*Layout dataset items*.
--- BEGIN ---
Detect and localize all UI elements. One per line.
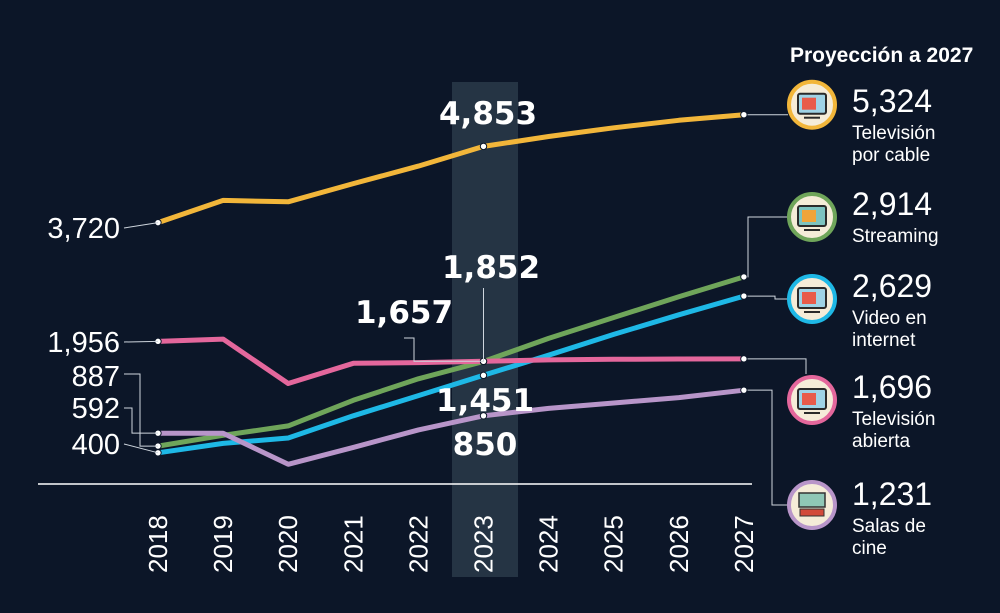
mid-label-internet-video: 1,451 bbox=[436, 383, 534, 419]
data-point-television-por-cable-2023 bbox=[479, 142, 488, 151]
legend-connector-salas-de-cine bbox=[743, 389, 788, 506]
x-tick-label-2018: 2018 bbox=[143, 515, 173, 573]
legend-name-television-abierta-line-1: Televisión bbox=[852, 409, 935, 430]
x-tick-label-2024: 2024 bbox=[534, 515, 564, 573]
start-label-internet-video: 400 bbox=[72, 429, 120, 461]
x-tick-label-2021: 2021 bbox=[338, 515, 368, 573]
legend-title: Proyección a 2027 bbox=[790, 44, 973, 67]
legend-name-streaming-line-1: Streaming bbox=[852, 226, 939, 247]
legend-name-salas-de-cine-line-1: Salas de bbox=[852, 516, 926, 537]
legend-name-video-en-internet-line-2: internet bbox=[852, 330, 916, 351]
start-label-cinema: 592 bbox=[72, 393, 120, 425]
mid-label-streaming: 1,657 bbox=[355, 295, 453, 331]
x-tick-label-2023: 2023 bbox=[469, 515, 499, 573]
mid-label-cinema: 850 bbox=[453, 427, 518, 463]
series-line-television-por-cable bbox=[155, 112, 747, 226]
legend-value-television-por-cable: 5,324 bbox=[852, 83, 932, 119]
mid-label-cable: 4,853 bbox=[439, 96, 537, 132]
mid-label-streaming-top: 1,852 bbox=[442, 250, 540, 286]
legend-value-video-en-internet: 2,629 bbox=[852, 268, 932, 304]
start-label-open-tv-leader bbox=[123, 340, 159, 343]
streaming-icon bbox=[787, 192, 837, 242]
legend-connector-streaming bbox=[743, 216, 788, 278]
x-tick-label-2025: 2025 bbox=[599, 515, 629, 573]
start-label-cable: 3,720 bbox=[47, 213, 120, 245]
legend-name-television-por-cable-line-2: por cable bbox=[852, 145, 930, 166]
cinema-icon bbox=[787, 480, 837, 530]
series-line-streaming bbox=[155, 274, 747, 449]
x-tick-label-2022: 2022 bbox=[403, 515, 433, 573]
series-line-television-abierta bbox=[155, 336, 747, 386]
start-label-cable-leader bbox=[123, 222, 159, 229]
legend-value-television-abierta: 1,696 bbox=[852, 369, 932, 405]
x-tick-label-2026: 2026 bbox=[664, 515, 694, 573]
start-label-cinema-leader bbox=[124, 407, 158, 434]
mid-label-streaming-leader bbox=[404, 337, 484, 362]
x-tick-label-2027: 2027 bbox=[729, 515, 759, 573]
tv-open-icon bbox=[787, 375, 837, 425]
internet-video-icon bbox=[787, 274, 837, 324]
series-line-salas-de-cine bbox=[155, 387, 747, 467]
tv-cable-icon bbox=[787, 79, 837, 130]
start-label-internet-video-leader bbox=[123, 443, 159, 454]
data-point-television-por-cable-2027 bbox=[740, 110, 748, 119]
data-point-salas-de-cine-2027 bbox=[740, 386, 748, 394]
start-label-streaming-leader bbox=[124, 373, 158, 447]
series-line-video-en-internet bbox=[155, 293, 747, 456]
x-tick-label-2019: 2019 bbox=[208, 515, 238, 573]
legend-value-streaming: 2,914 bbox=[852, 186, 932, 222]
legend-value-salas-de-cine: 1,231 bbox=[852, 476, 932, 512]
legend-name-video-en-internet-line-1: Video en bbox=[852, 308, 927, 329]
data-point-streaming-2027 bbox=[740, 273, 748, 281]
legend-connector-television-abierta bbox=[743, 358, 807, 374]
x-tick-label-2020: 2020 bbox=[273, 515, 303, 573]
data-point-television-abierta-2027 bbox=[740, 355, 748, 363]
legend-connector-video-en-internet bbox=[743, 295, 788, 300]
data-point-video-en-internet-2023 bbox=[479, 371, 488, 380]
highlight-year-band bbox=[452, 82, 518, 577]
start-label-streaming: 887 bbox=[72, 361, 120, 393]
data-point-salas-de-cine-2023 bbox=[479, 412, 488, 420]
legend-name-salas-de-cine-line-2: cine bbox=[852, 538, 887, 559]
start-label-open-tv: 1,956 bbox=[47, 327, 120, 359]
data-point-video-en-internet-2027 bbox=[740, 292, 748, 300]
legend-name-television-por-cable-line-1: Televisión bbox=[852, 123, 935, 144]
legend-name-television-abierta-line-2: abierta bbox=[852, 431, 911, 452]
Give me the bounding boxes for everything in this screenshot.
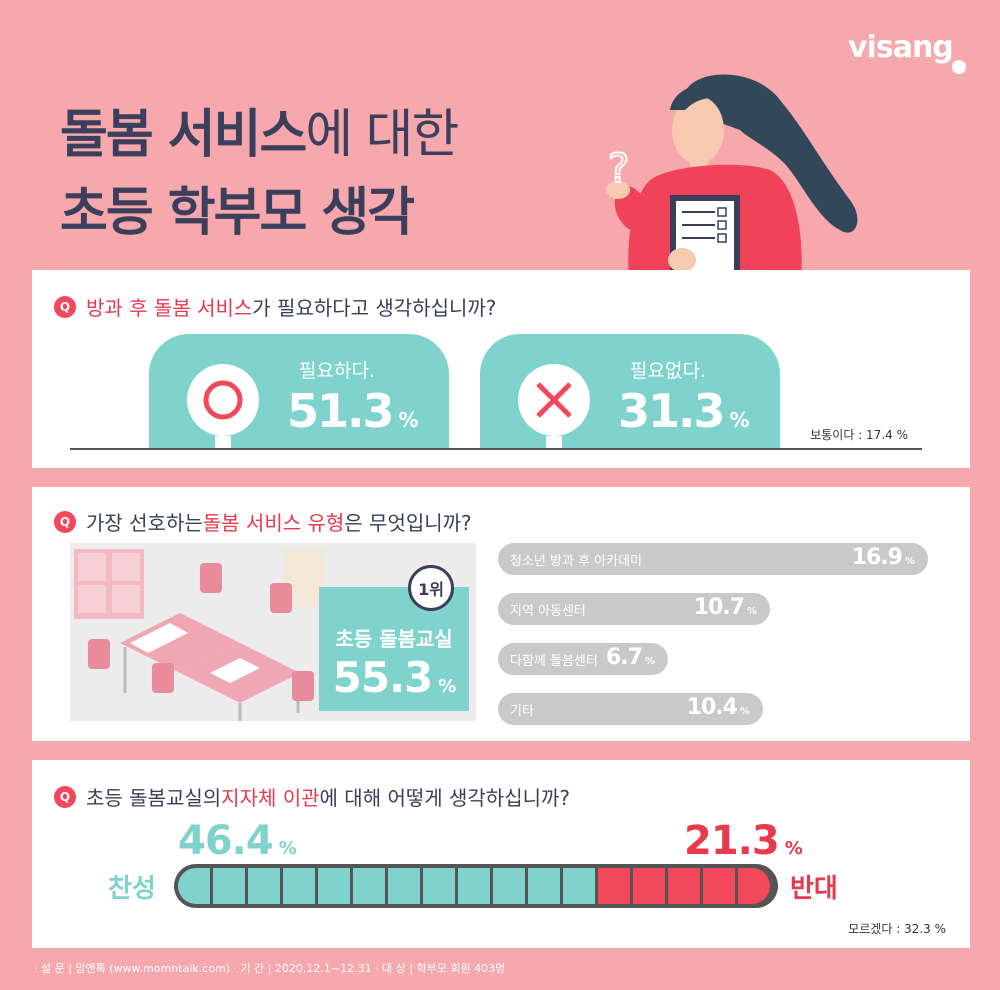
disagree-percent: 21.3%	[684, 818, 803, 864]
question-text: 가 필요하다고 생각하십니까?	[252, 296, 497, 320]
top-choice-value: 55.3	[332, 653, 434, 702]
title-line-1: 돌봄 서비스에 대한	[60, 92, 459, 167]
service-bar-label: 기타	[510, 704, 534, 719]
not-needed-label: 필요없다.	[630, 360, 706, 382]
survey-info: · 설 문 | 맘앤톡 (www.momntalk.com) · 기 간 | 2…	[34, 962, 506, 975]
question-text: 은 무엇입니까?	[344, 511, 472, 535]
baseline	[70, 448, 922, 450]
question-highlight: 돌봄 서비스 유형	[202, 511, 345, 535]
circle-o-icon	[187, 364, 259, 436]
question-highlight: 지자체 이관	[221, 786, 320, 810]
brand-logo: visang	[848, 30, 954, 65]
agree-segment	[423, 868, 455, 904]
disagree-segment	[598, 868, 630, 904]
question-text: 에 대해 어떻게 생각하십니까?	[319, 786, 571, 810]
title-bold: 돌봄 서비스	[60, 105, 307, 165]
agree-segment	[528, 868, 560, 904]
percent-unit: %	[398, 408, 419, 432]
sign-stick	[546, 436, 562, 449]
q-badge: Q	[54, 510, 76, 533]
agree-segment	[353, 868, 385, 904]
woman-illustration: ?	[606, 74, 858, 290]
agree-segment	[458, 868, 490, 904]
service-bar-label: 청소년 방과 후 아카데미	[510, 554, 642, 569]
question-highlight: 방과 후 돌봄 서비스	[86, 296, 253, 320]
question-2: Q 가장 선호하는 돌봄 서비스 유형 은 무엇입니까?	[54, 507, 472, 536]
agree-segment	[213, 868, 245, 904]
agree-segment	[388, 868, 420, 904]
service-bar-label: 지역 아동센터	[510, 604, 586, 619]
top-choice-percent: 55.3%	[319, 653, 469, 702]
disagree-segment	[668, 868, 700, 904]
neutral-note: 보통이다 : 17.4 %	[810, 428, 908, 442]
question-card-2: Q 가장 선호하는 돌봄 서비스 유형 은 무엇입니까? 1위 초등 돌봄교실 5…	[32, 487, 970, 741]
question-text-pre: 가장 선호하는	[86, 511, 203, 535]
needed-label: 필요하다.	[299, 360, 375, 382]
service-bar: 다함께 돌봄센터 6.7%	[498, 643, 668, 675]
question-card-3: Q 초등 돌봄교실의 지자체 이관 에 대해 어떻게 생각하십니까? 46.4% …	[32, 760, 970, 948]
unknown-note: 모르겠다 : 32.3 %	[848, 922, 946, 936]
percent-unit: %	[784, 838, 803, 859]
service-bar: 청소년 방과 후 아카데미 16.9%	[498, 543, 928, 575]
not-needed-percent: 31.3%	[618, 384, 750, 438]
agree-segment	[318, 868, 350, 904]
agree-value: 46.4	[178, 818, 274, 864]
disagree-segment	[633, 868, 665, 904]
rank-badge: 1위	[408, 565, 454, 611]
agree-segment	[248, 868, 280, 904]
disagree-segment	[703, 868, 735, 904]
title-light: 에 대한	[305, 105, 459, 165]
q-badge: Q	[54, 295, 76, 318]
title-line-2: 초등 학부모 생각	[60, 183, 415, 243]
agree-segment	[493, 868, 525, 904]
service-bar-value: 6.7%	[605, 645, 655, 670]
disagree-segment	[738, 868, 770, 904]
not-needed-value: 31.3	[618, 384, 725, 438]
q-badge: Q	[54, 785, 76, 808]
needed-sign: 필요하다. 51.3%	[149, 334, 449, 449]
service-bar: 기타 10.4%	[498, 693, 763, 725]
question-3: Q 초등 돌봄교실의 지자체 이관 에 대해 어떻게 생각하십니까?	[54, 782, 570, 811]
percent-unit: %	[278, 838, 297, 859]
needed-value: 51.3	[287, 384, 394, 438]
top-choice-label: 초등 돌봄교실	[335, 627, 453, 651]
percent-unit: %	[729, 408, 750, 432]
question-card-1: Q 방과 후 돌봄 서비스 가 필요하다고 생각하십니까? 필요하다. 51.3%…	[32, 270, 970, 468]
service-bar-value: 10.7%	[693, 595, 757, 620]
agree-segment	[563, 868, 595, 904]
disagree-value: 21.3	[684, 818, 780, 864]
question-text-pre: 초등 돌봄교실의	[86, 786, 222, 810]
agree-segment	[283, 868, 315, 904]
needed-percent: 51.3%	[287, 384, 419, 438]
logo-dot	[952, 60, 966, 74]
agree-percent: 46.4%	[178, 818, 297, 864]
question-1: Q 방과 후 돌봄 서비스 가 필요하다고 생각하십니까?	[54, 292, 496, 321]
service-bar-value: 16.9%	[851, 545, 915, 570]
opinion-bar	[174, 864, 778, 908]
top-choice-box: 1위 초등 돌봄교실 55.3%	[319, 565, 469, 711]
agree-segment	[178, 868, 210, 904]
x-mark-icon	[518, 364, 590, 436]
not-needed-sign: 필요없다. 31.3%	[480, 334, 780, 449]
service-bar-label: 다함께 돌봄센터	[510, 654, 598, 669]
service-bar-value: 10.4%	[686, 695, 750, 720]
agree-word: 찬성	[108, 874, 156, 904]
service-bar: 지역 아동센터 10.7%	[498, 593, 770, 625]
svg-text:?: ?	[608, 146, 629, 192]
sign-stick	[215, 436, 231, 449]
percent-unit: %	[438, 676, 456, 697]
disagree-word: 반대	[790, 874, 838, 904]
--- END ---
*GIVEN REQUEST*. Copy the lines running from the one that contains "mid-label-internet-video: 1,451 bbox=[436, 383, 534, 419]" through the one that contains "409, 935, 430]", keeping each exactly as it appears and including both ends.

*FINISHED TASK*.
mid-label-internet-video: 1,451 bbox=[436, 383, 534, 419]
data-point-television-por-cable-2023 bbox=[479, 142, 488, 151]
legend-connector-salas-de-cine bbox=[743, 389, 788, 506]
x-tick-label-2018: 2018 bbox=[143, 515, 173, 573]
legend-name-television-abierta-line-1: Televisión bbox=[852, 409, 935, 430]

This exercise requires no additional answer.